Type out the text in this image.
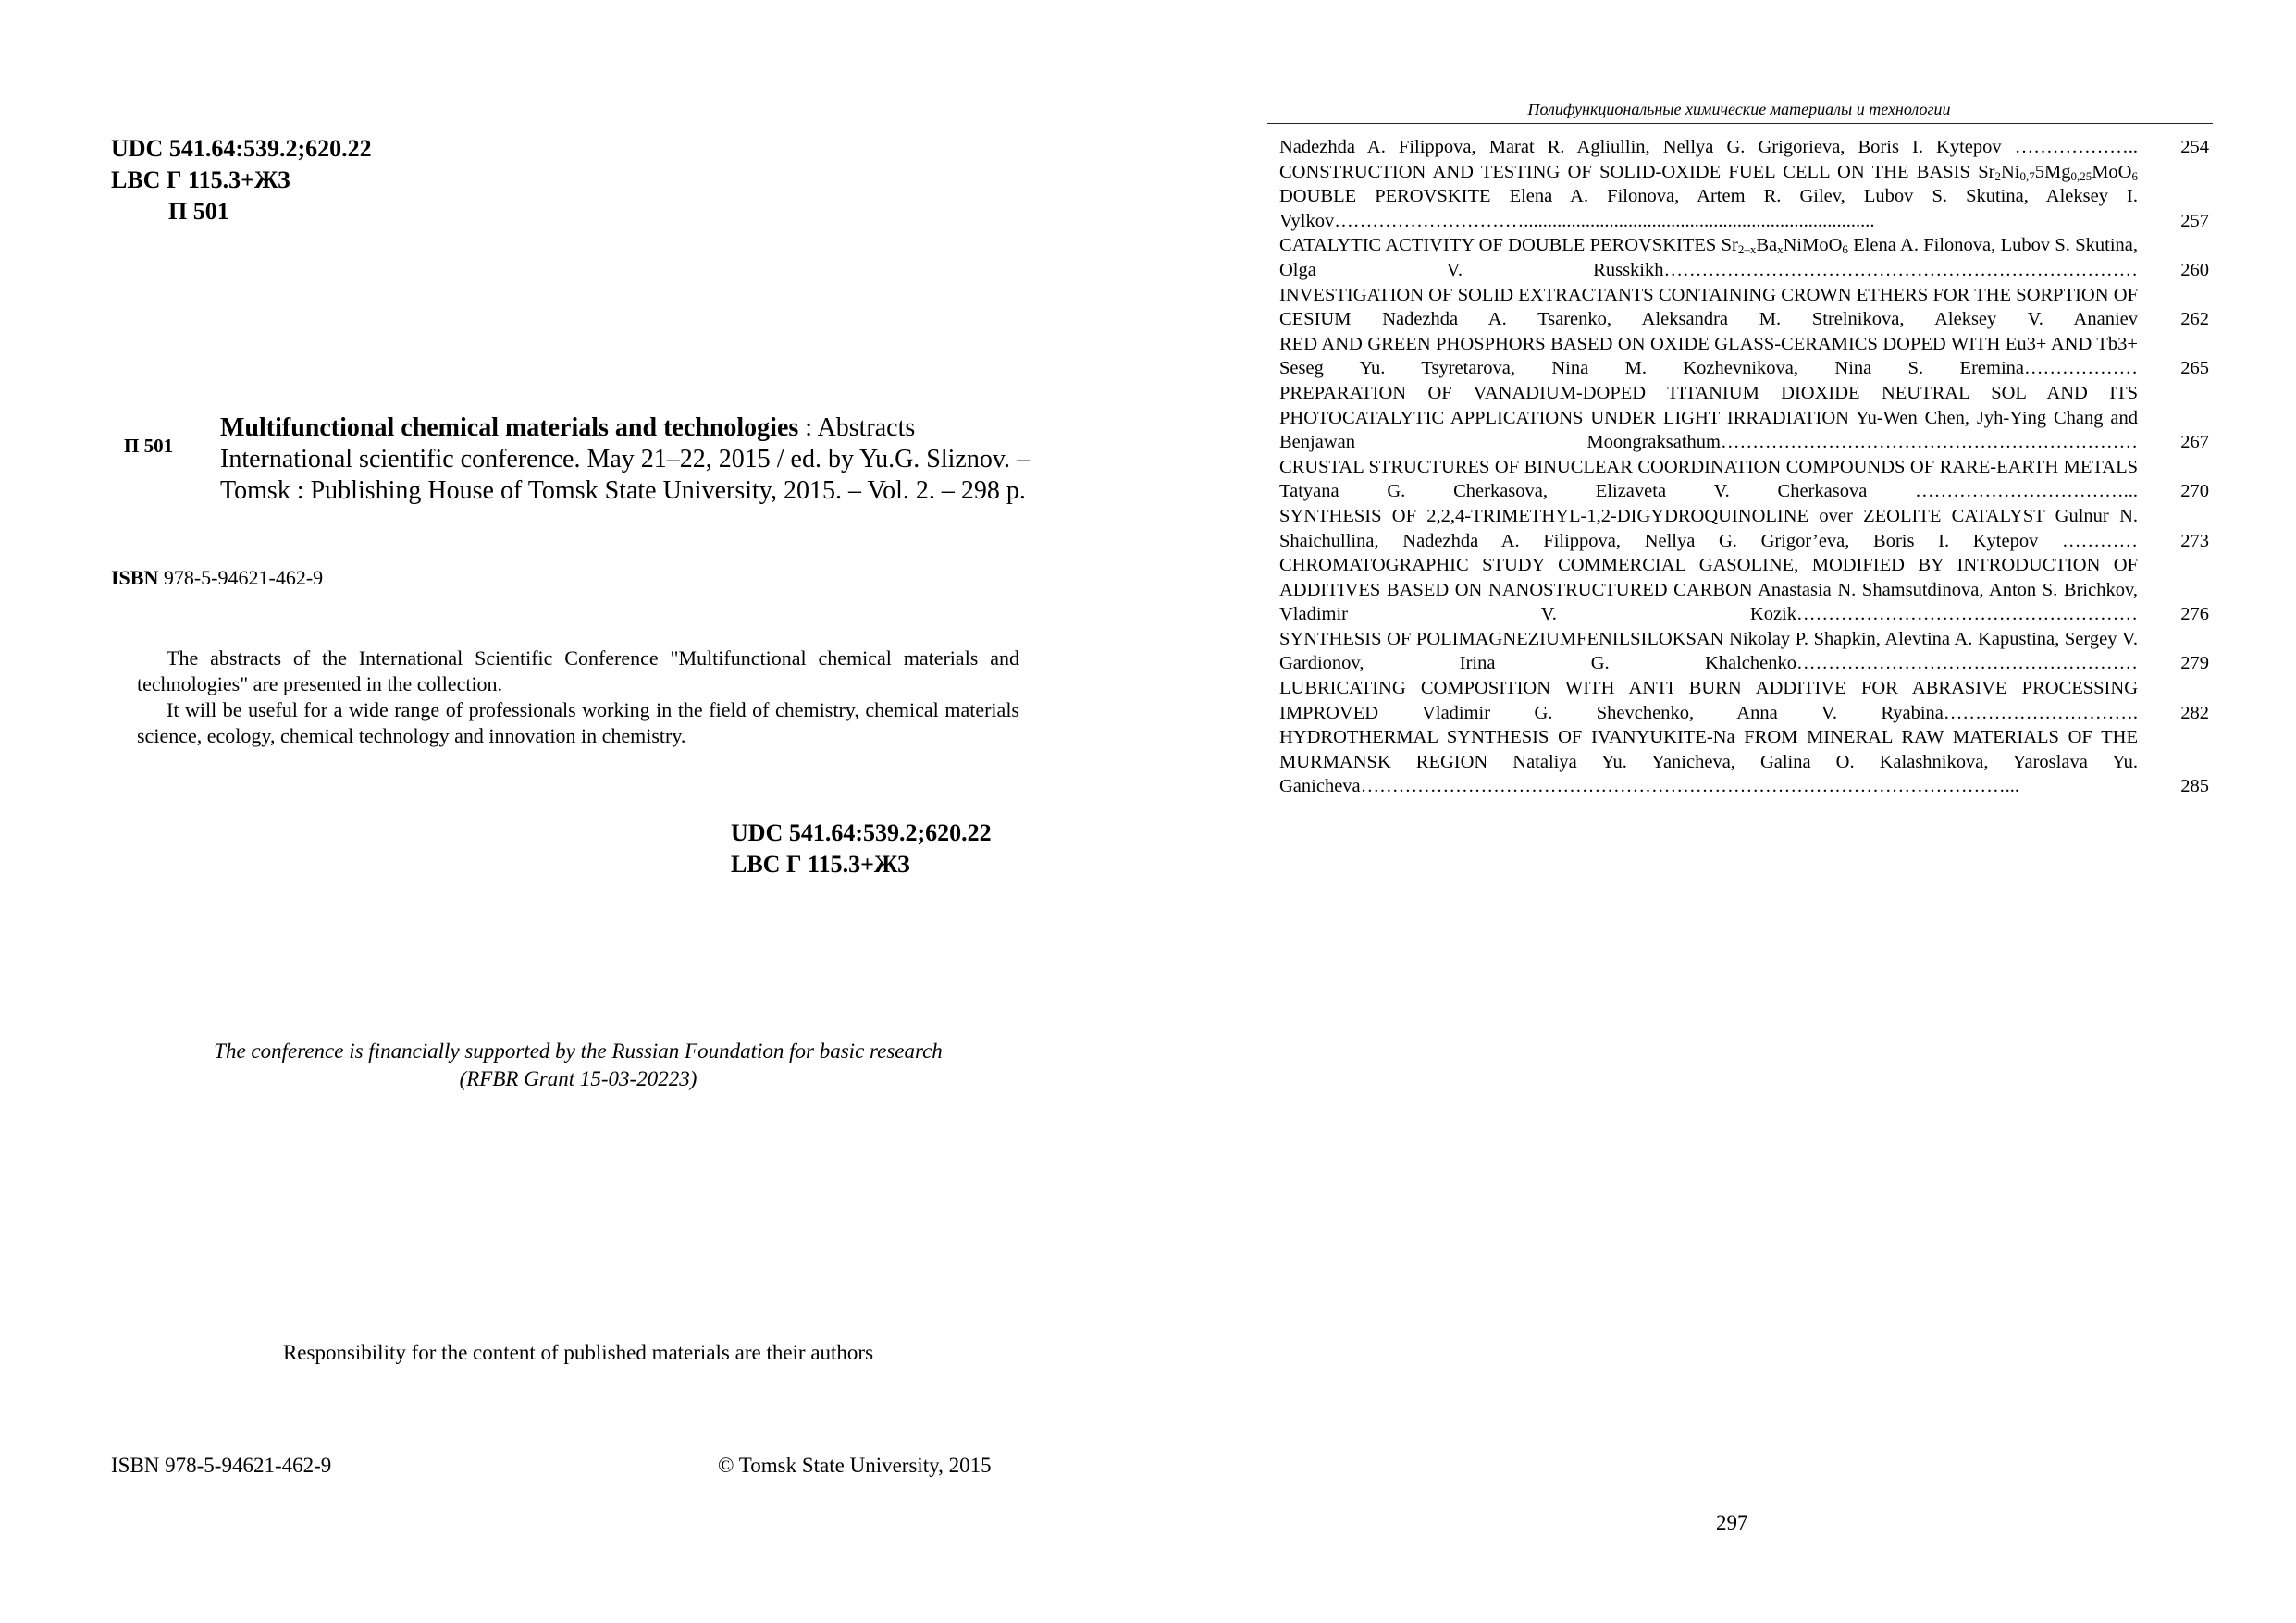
UDC 541.64:539.2;620.22
LBC Г 115.3+ЖЗ
П 501
П 501
Multifunctional chemical materials and technologies : Abstracts International scientific conference. May 21–22, 2015 / ed. by Yu.G. Sliznov. – Tomsk : Publishing House of Tomsk State University, 2015. – Vol. 2. – 298 p.
ISBN 978-5-94621-462-9

The abstracts of the International Scientific Conference "Multifunctional chemical materials and technologies" are presented in the collection.

It will be useful for a wide range of professionals working in the field of chemistry, chemical materials science, ecology, chemical technology and innovation in chemistry.

UDC 541.64:539.2;620.22
LBC Г 115.3+ЖЗ
The conference is financially supported by the Russian Foundation for basic research
(RFBR Grant 15-03-20223)
Responsibility for the content of published materials are their authors
ISBN 978-5-94621-462-9	© Tomsk State University, 2015
Полифункциональные химические материалы и технологии
Nadezhda A. Filippova, Marat R. Agliullin, Nellya G. Grigorieva, Boris I. Kytepov ………………..	254
CONSTRUCTION AND TESTING OF SOLID-OXIDE FUEL CELL ON THE BASIS $Sr_2Ni_{0,7}5Mg_{0,25}MoO_6$ DOUBLE PEROVSKITE Elena A. Filonova, Artem R. Gilev, Lubov S. Skutina, Aleksey I. Vylkov…………………………..........................................................................	257
CATALYTIC ACTIVITY OF DOUBLE PEROVSKITES $Sr_{2-x}Ba_xNiMoO_6$ Elena A. Filonova, Lubov S. Skutina, Olga V. Russkikh…………………………………………………………………	260
INVESTIGATION OF SOLID EXTRACTANTS CONTAINING CROWN ETHERS FOR THE SORPTION OF CESIUM Nadezhda A. Tsarenko, Aleksandra M. Strelnikova, Aleksey V. Ananiev	262
RED AND GREEN PHOSPHORS BASED ON OXIDE GLASS-CERAMICS DOPED WITH Eu3+ AND Tb3+ Seseg Yu. Tsyretarova, Nina M. Kozhevnikova, Nina S. Eremina………………	265
PREPARATION OF VANADIUM-DOPED TITANIUM DIOXIDE NEUTRAL SOL AND ITS PHOTOCATALYTIC APPLICATIONS UNDER LIGHT IRRADIATION Yu-Wen Chen, Jyh-Ying Chang and Benjawan Moongraksathum…………………………………………………………	267
CRUSTAL STRUCTURES OF BINUCLEAR COORDINATION COMPOUNDS OF RARE-EARTH METALS Tatyana G. Cherkasova, Elizaveta V. Cherkasova ……………………………...	270
SYNTHESIS OF 2,2,4-TRIMETHYL-1,2-DIGYDROQUINOLINE over ZEOLITE CATALYST Gulnur N. Shaichullina, Nadezhda A. Filippova, Nellya G. Grigor’eva, Boris I. Kytepov …………	273
CHROMATOGRAPHIC STUDY COMMERCIAL GASOLINE, MODIFIED BY INTRODUCTION OF ADDITIVES BASED ON NANOSTRUCTURED CARBON Anastasia N. Shamsutdinova, Anton S. Brichkov, Vladimir V. Kozik………………………………………………	276
SYNTHESIS OF POLIMAGNEZIUMFENILSILOKSAN Nikolay P. Shapkin, Alevtina A. Kapustina, Sergey V. Gardionov, Irina G. Khalchenko………………………………………………	279
LUBRICATING COMPOSITION WITH ANTI BURN ADDITIVE FOR ABRASIVE PROCESSING IMPROVED Vladimir G. Shevchenko, Anna V. Ryabina………………………….	282
HYDROTHERMAL SYNTHESIS OF IVANYUKITE-Na FROM MINERAL RAW MATERIALS OF THE MURMANSK REGION Nataliya Yu. Yanicheva, Galina O. Kalashnikova, Yaroslava Yu. Ganicheva…………………………………………………………………………………………...	285
297
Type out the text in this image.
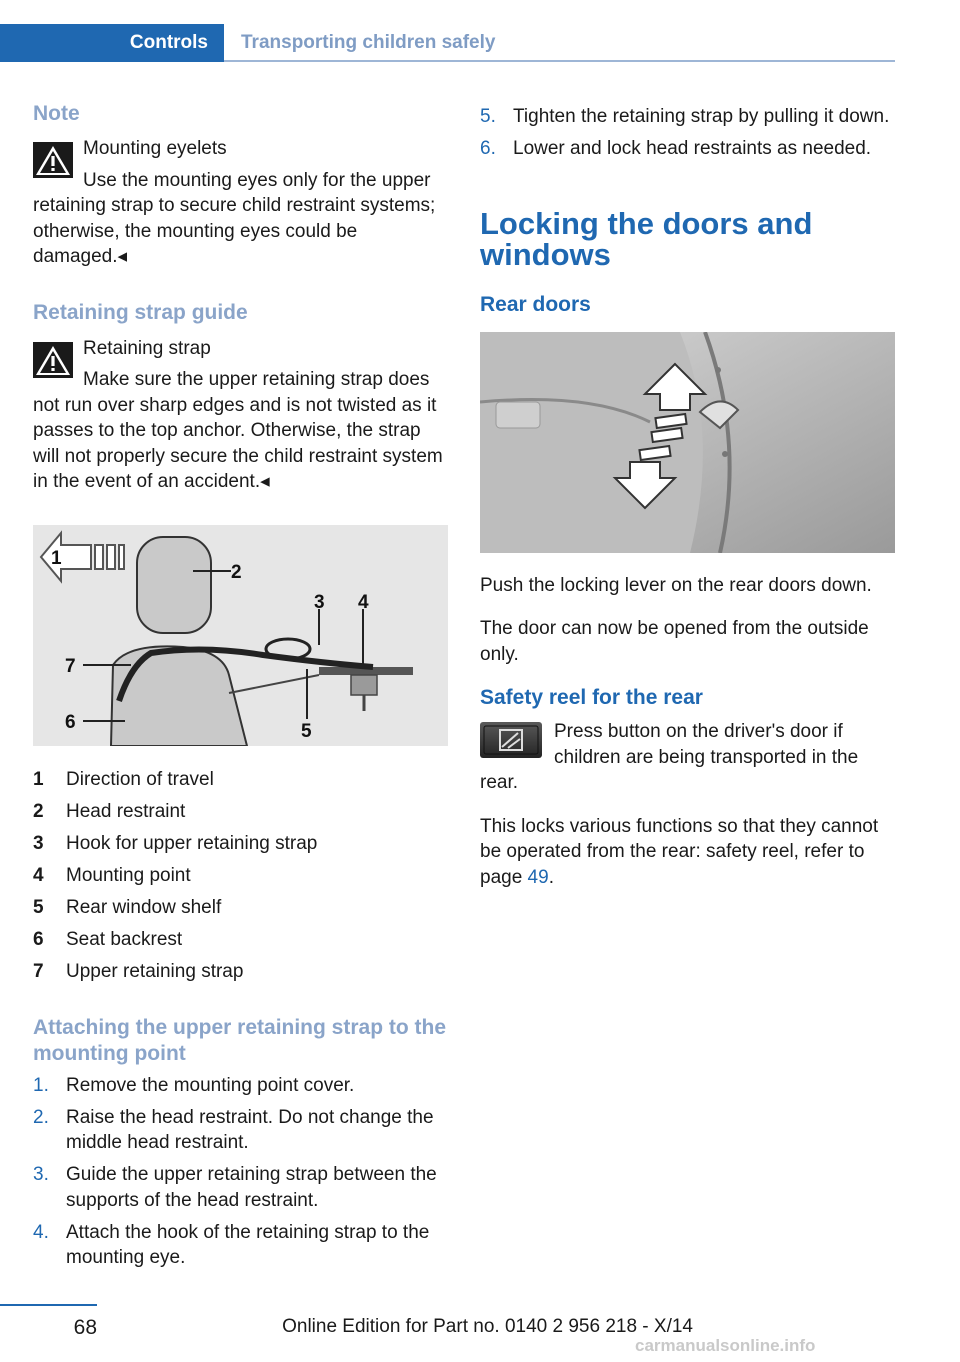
Controls	Transporting children safely
Note

Mounting eyelets

Use the mounting eyes only for the upper retaining strap to secure child restraint systems; otherwise, the mounting eyes could be damaged.◂

Retaining strap guide

Retaining strap

Make sure the upper retaining strap does not run over sharp edges and is not twisted as it passes to the top anchor. Otherwise, the strap will not properly secure the child restraint system in the event of an accident.◂

1
2
3 4
5
6
7
1	Direction of travel
2	Head restraint
3	Hook for upper retaining strap
4	Mounting point
5	Rear window shelf
6	Seat backrest
7	Upper retaining strap
Attaching the upper retaining strap to the mounting point
1. Remove the mounting point cover.
2. Raise the head restraint. Do not change the middle head restraint.
3. Guide the upper retaining strap between the supports of the head restraint.
4. Attach the hook of the retaining strap to the mounting eye.
5. Tighten the retaining strap by pulling it down.
6. Lower and lock head restraints as needed.
Locking the doors and windows
Rear doors

Push the locking lever on the rear doors down.

The door can now be opened from the outside only.

Safety reel for the rear

Press button on the driver's door if children are being transported in the rear.

This locks various functions so that they cannot be operated from the rear: safety reel, refer to page 49.

68	Online Edition for Part no. 0140 2 956 218 - X/14
carmanualsonline.info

-------------------------

Write out again every line above exactly as given; the pictures do not belong in the copy.

Output of the task:
Type out the text in this image.
UDC 541.64:539.2;620.22
LBC Г 115.3+ЖЗ
П 501
П 501
Multifunctional chemical materials and technologies : Abstracts International scientific conference. May 21–22, 2015 / ed. by Yu.G. Sliznov. – Tomsk : Publishing House of Tomsk State University, 2015. – Vol. 2. – 298 p.
ISBN 978-5-94621-462-9

The abstracts of the International Scientific Conference "Multifunctional chemical materials and technologies" are presented in the collection.

It will be useful for a wide range of professionals working in the field of chemistry, chemical materials science, ecology, chemical technology and innovation in chemistry.

UDC 541.64:539.2;620.22
LBC Г 115.3+ЖЗ
The conference is financially supported by the Russian Foundation for basic research
(RFBR Grant 15-03-20223)
Responsibility for the content of published materials are their authors
ISBN 978-5-94621-462-9	© Tomsk State University, 2015
Полифункциональные химические материалы и технологии
Nadezhda A. Filippova, Marat R. Agliullin, Nellya G. Grigorieva, Boris I. Kytepov ………………..	254
CONSTRUCTION AND TESTING OF SOLID-OXIDE FUEL CELL ON THE BASIS $Sr_2Ni_{0,7}5Mg_{0,25}MoO_6$ DOUBLE PEROVSKITE Elena A. Filonova, Artem R. Gilev, Lubov S. Skutina, Aleksey I. Vylkov…………………………..........................................................................	257
CATALYTIC ACTIVITY OF DOUBLE PEROVSKITES $Sr_{2-x}Ba_xNiMoO_6$ Elena A. Filonova, Lubov S. Skutina, Olga V. Russkikh…………………………………………………………………	260
INVESTIGATION OF SOLID EXTRACTANTS CONTAINING CROWN ETHERS FOR THE SORPTION OF CESIUM Nadezhda A. Tsarenko, Aleksandra M. Strelnikova, Aleksey V. Ananiev	262
RED AND GREEN PHOSPHORS BASED ON OXIDE GLASS-CERAMICS DOPED WITH Eu3+ AND Tb3+ Seseg Yu. Tsyretarova, Nina M. Kozhevnikova, Nina S. Eremina………………	265
PREPARATION OF VANADIUM-DOPED TITANIUM DIOXIDE NEUTRAL SOL AND ITS PHOTOCATALYTIC APPLICATIONS UNDER LIGHT IRRADIATION Yu-Wen Chen, Jyh-Ying Chang and Benjawan Moongraksathum…………………………………………………………	267
CRUSTAL STRUCTURES OF BINUCLEAR COORDINATION COMPOUNDS OF RARE-EARTH METALS Tatyana G. Cherkasova, Elizaveta V. Cherkasova ……………………………...	270
SYNTHESIS OF 2,2,4-TRIMETHYL-1,2-DIGYDROQUINOLINE over ZEOLITE CATALYST Gulnur N. Shaichullina, Nadezhda A. Filippova, Nellya G. Grigor’eva, Boris I. Kytepov …………	273
CHROMATOGRAPHIC STUDY COMMERCIAL GASOLINE, MODIFIED BY INTRODUCTION OF ADDITIVES BASED ON NANOSTRUCTURED CARBON Anastasia N. Shamsutdinova, Anton S. Brichkov, Vladimir V. Kozik………………………………………………	276
SYNTHESIS OF POLIMAGNEZIUMFENILSILOKSAN Nikolay P. Shapkin, Alevtina A. Kapustina, Sergey V. Gardionov, Irina G. Khalchenko………………………………………………	279
LUBRICATING COMPOSITION WITH ANTI BURN ADDITIVE FOR ABRASIVE PROCESSING IMPROVED Vladimir G. Shevchenko, Anna V. Ryabina………………………….	282
HYDROTHERMAL SYNTHESIS OF IVANYUKITE-Na FROM MINERAL RAW MATERIALS OF THE MURMANSK REGION Nataliya Yu. Yanicheva, Galina O. Kalashnikova, Yaroslava Yu. Ganicheva…………………………………………………………………………………………...	285
297
Type out the text in this image.
Controls	Transporting children safely
Note

Mounting eyelets

Use the mounting eyes only for the upper retaining strap to secure child restraint systems; otherwise, the mounting eyes could be damaged.◂

Retaining strap guide

Retaining strap

Make sure the upper retaining strap does not run over sharp edges and is not twisted as it passes to the top anchor. Otherwise, the strap will not properly secure the child restraint system in the event of an accident.◂

1
2
3 4
5
6
7
1	Direction of travel
2	Head restraint
3	Hook for upper retaining strap
4	Mounting point
5	Rear window shelf
6	Seat backrest
7	Upper retaining strap
Attaching the upper retaining strap to the mounting point
1. Remove the mounting point cover.
2. Raise the head restraint. Do not change the middle head restraint.
3. Guide the upper retaining strap between the supports of the head restraint.
4. Attach the hook of the retaining strap to the mounting eye.
5. Tighten the retaining strap by pulling it down.
6. Lower and lock head restraints as needed.
Locking the doors and windows
Rear doors

Push the locking lever on the rear doors down.

The door can now be opened from the outside only.

Safety reel for the rear

Press button on the driver's door if children are being transported in the rear.

This locks various functions so that they cannot be operated from the rear: safety reel, refer to page 49.

68	Online Edition for Part no. 0140 2 956 218 - X/14
carmanualsonline.info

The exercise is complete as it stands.